## TASK DESCRIPTION
Reproduce all the entries exactly.

Records contained in a dataset

▼▼▼

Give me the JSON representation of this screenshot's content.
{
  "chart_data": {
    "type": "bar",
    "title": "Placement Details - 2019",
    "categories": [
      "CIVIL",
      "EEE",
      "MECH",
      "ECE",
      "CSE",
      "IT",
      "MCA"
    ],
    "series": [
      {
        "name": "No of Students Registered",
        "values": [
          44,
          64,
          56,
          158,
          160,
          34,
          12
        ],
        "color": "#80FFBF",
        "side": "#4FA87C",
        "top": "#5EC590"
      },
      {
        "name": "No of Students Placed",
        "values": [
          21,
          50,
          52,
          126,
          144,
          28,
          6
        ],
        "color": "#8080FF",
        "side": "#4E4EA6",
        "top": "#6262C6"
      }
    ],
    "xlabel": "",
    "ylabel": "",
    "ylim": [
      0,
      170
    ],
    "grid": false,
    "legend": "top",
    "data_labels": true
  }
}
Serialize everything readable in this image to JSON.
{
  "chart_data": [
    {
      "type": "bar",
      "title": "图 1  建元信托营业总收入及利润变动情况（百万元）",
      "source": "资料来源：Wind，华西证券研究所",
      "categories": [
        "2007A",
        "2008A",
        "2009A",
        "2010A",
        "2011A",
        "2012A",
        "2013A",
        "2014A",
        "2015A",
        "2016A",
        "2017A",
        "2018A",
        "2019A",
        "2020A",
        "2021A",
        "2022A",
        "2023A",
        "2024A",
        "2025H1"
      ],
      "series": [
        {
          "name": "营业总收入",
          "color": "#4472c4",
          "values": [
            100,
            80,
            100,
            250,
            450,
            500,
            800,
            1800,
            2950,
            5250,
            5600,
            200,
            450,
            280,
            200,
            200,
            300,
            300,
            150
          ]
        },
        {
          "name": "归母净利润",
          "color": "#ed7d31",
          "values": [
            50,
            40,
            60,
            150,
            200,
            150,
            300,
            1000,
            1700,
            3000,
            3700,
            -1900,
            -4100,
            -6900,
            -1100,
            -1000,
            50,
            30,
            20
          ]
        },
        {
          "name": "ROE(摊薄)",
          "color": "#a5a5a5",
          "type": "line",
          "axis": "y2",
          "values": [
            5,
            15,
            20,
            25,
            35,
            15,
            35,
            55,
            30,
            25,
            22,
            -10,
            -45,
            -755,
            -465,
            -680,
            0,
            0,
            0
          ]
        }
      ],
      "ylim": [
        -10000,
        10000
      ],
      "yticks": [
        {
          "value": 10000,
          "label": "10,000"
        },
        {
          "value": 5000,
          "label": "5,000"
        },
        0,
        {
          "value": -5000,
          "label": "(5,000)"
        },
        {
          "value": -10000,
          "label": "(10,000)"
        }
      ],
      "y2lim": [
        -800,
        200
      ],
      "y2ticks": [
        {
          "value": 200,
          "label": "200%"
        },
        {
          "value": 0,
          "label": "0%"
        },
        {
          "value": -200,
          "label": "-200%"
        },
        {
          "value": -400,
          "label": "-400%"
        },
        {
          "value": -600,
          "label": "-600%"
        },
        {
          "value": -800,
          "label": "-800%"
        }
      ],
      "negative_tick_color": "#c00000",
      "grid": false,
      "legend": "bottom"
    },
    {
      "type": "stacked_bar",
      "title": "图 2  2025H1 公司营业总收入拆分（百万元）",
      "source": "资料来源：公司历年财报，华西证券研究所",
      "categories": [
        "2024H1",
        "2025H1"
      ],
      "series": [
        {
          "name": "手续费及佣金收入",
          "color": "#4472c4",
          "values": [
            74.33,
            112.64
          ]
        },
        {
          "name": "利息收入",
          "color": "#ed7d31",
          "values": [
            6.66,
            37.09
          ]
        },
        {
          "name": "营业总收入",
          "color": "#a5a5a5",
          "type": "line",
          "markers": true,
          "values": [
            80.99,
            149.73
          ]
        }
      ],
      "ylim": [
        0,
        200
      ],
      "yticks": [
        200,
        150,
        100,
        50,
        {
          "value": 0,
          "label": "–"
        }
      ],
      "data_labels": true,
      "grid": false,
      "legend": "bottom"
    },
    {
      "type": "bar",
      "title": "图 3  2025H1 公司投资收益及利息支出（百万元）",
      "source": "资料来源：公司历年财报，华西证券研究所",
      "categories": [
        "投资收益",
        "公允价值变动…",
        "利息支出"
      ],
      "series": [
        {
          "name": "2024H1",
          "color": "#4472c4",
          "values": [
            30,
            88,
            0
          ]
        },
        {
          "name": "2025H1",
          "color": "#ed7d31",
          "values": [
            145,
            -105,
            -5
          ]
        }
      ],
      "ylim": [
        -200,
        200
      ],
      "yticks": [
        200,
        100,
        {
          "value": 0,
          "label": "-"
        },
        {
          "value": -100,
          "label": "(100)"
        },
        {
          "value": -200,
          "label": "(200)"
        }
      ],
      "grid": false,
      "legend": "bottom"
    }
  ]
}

▲▲▲

## SOLUTION FOR THIS EXERCISE
Give me the JSON representation of this screenshot's content.
{
  "chart_data": {
    "type": "bar",
    "title": "Placement Details - 2019",
    "categories": [
      "CIVIL",
      "EEE",
      "MECH",
      "ECE",
      "CSE",
      "IT",
      "MCA"
    ],
    "series": [
      {
        "name": "No of Students Registered",
        "values": [
          44,
          64,
          56,
          158,
          160,
          34,
          12
        ],
        "color": "#80FFBF",
        "side": "#4FA87C",
        "top": "#5EC590"
      },
      {
        "name": "No of Students Placed",
        "values": [
          21,
          50,
          52,
          126,
          144,
          28,
          6
        ],
        "color": "#8080FF",
        "side": "#4E4EA6",
        "top": "#6262C6"
      }
    ],
    "xlabel": "",
    "ylabel": "",
    "ylim": [
      0,
      170
    ],
    "grid": false,
    "legend": "top",
    "data_labels": true
  }
}
Serialize everything readable in this image to JSON.
{
  "chart_data": [
    {
      "type": "bar",
      "title": "图 1  建元信托营业总收入及利润变动情况（百万元）",
      "source": "资料来源：Wind，华西证券研究所",
      "categories": [
        "2007A",
        "2008A",
        "2009A",
        "2010A",
        "2011A",
        "2012A",
        "2013A",
        "2014A",
        "2015A",
        "2016A",
        "2017A",
        "2018A",
        "2019A",
        "2020A",
        "2021A",
        "2022A",
        "2023A",
        "2024A",
        "2025H1"
      ],
      "series": [
        {
          "name": "营业总收入",
          "color": "#4472c4",
          "values": [
            100,
            80,
            100,
            250,
            450,
            500,
            800,
            1800,
            2950,
            5250,
            5600,
            200,
            450,
            280,
            200,
            200,
            300,
            300,
            150
          ]
        },
        {
          "name": "归母净利润",
          "color": "#ed7d31",
          "values": [
            50,
            40,
            60,
            150,
            200,
            150,
            300,
            1000,
            1700,
            3000,
            3700,
            -1900,
            -4100,
            -6900,
            -1100,
            -1000,
            50,
            30,
            20
          ]
        },
        {
          "name": "ROE(摊薄)",
          "color": "#a5a5a5",
          "type": "line",
          "axis": "y2",
          "values": [
            5,
            15,
            20,
            25,
            35,
            15,
            35,
            55,
            30,
            25,
            22,
            -10,
            -45,
            -755,
            -465,
            -680,
            0,
            0,
            0
          ]
        }
      ],
      "ylim": [
        -10000,
        10000
      ],
      "yticks": [
        {
          "value": 10000,
          "label": "10,000"
        },
        {
          "value": 5000,
          "label": "5,000"
        },
        0,
        {
          "value": -5000,
          "label": "(5,000)"
        },
        {
          "value": -10000,
          "label": "(10,000)"
        }
      ],
      "y2lim": [
        -800,
        200
      ],
      "y2ticks": [
        {
          "value": 200,
          "label": "200%"
        },
        {
          "value": 0,
          "label": "0%"
        },
        {
          "value": -200,
          "label": "-200%"
        },
        {
          "value": -400,
          "label": "-400%"
        },
        {
          "value": -600,
          "label": "-600%"
        },
        {
          "value": -800,
          "label": "-800%"
        }
      ],
      "negative_tick_color": "#c00000",
      "grid": false,
      "legend": "bottom"
    },
    {
      "type": "stacked_bar",
      "title": "图 2  2025H1 公司营业总收入拆分（百万元）",
      "source": "资料来源：公司历年财报，华西证券研究所",
      "categories": [
        "2024H1",
        "2025H1"
      ],
      "series": [
        {
          "name": "手续费及佣金收入",
          "color": "#4472c4",
          "values": [
            74.33,
            112.64
          ]
        },
        {
          "name": "利息收入",
          "color": "#ed7d31",
          "values": [
            6.66,
            37.09
          ]
        },
        {
          "name": "营业总收入",
          "color": "#a5a5a5",
          "type": "line",
          "markers": true,
          "values": [
            80.99,
            149.73
          ]
        }
      ],
      "ylim": [
        0,
        200
      ],
      "yticks": [
        200,
        150,
        100,
        50,
        {
          "value": 0,
          "label": "–"
        }
      ],
      "data_labels": true,
      "grid": false,
      "legend": "bottom"
    },
    {
      "type": "bar",
      "title": "图 3  2025H1 公司投资收益及利息支出（百万元）",
      "source": "资料来源：公司历年财报，华西证券研究所",
      "categories": [
        "投资收益",
        "公允价值变动…",
        "利息支出"
      ],
      "series": [
        {
          "name": "2024H1",
          "color": "#4472c4",
          "values": [
            30,
            88,
            0
          ]
        },
        {
          "name": "2025H1",
          "color": "#ed7d31",
          "values": [
            145,
            -105,
            -5
          ]
        }
      ],
      "ylim": [
        -200,
        200
      ],
      "yticks": [
        200,
        100,
        {
          "value": 0,
          "label": "-"
        },
        {
          "value": -100,
          "label": "(100)"
        },
        {
          "value": -200,
          "label": "(200)"
        }
      ],
      "grid": false,
      "legend": "bottom"
    }
  ]
}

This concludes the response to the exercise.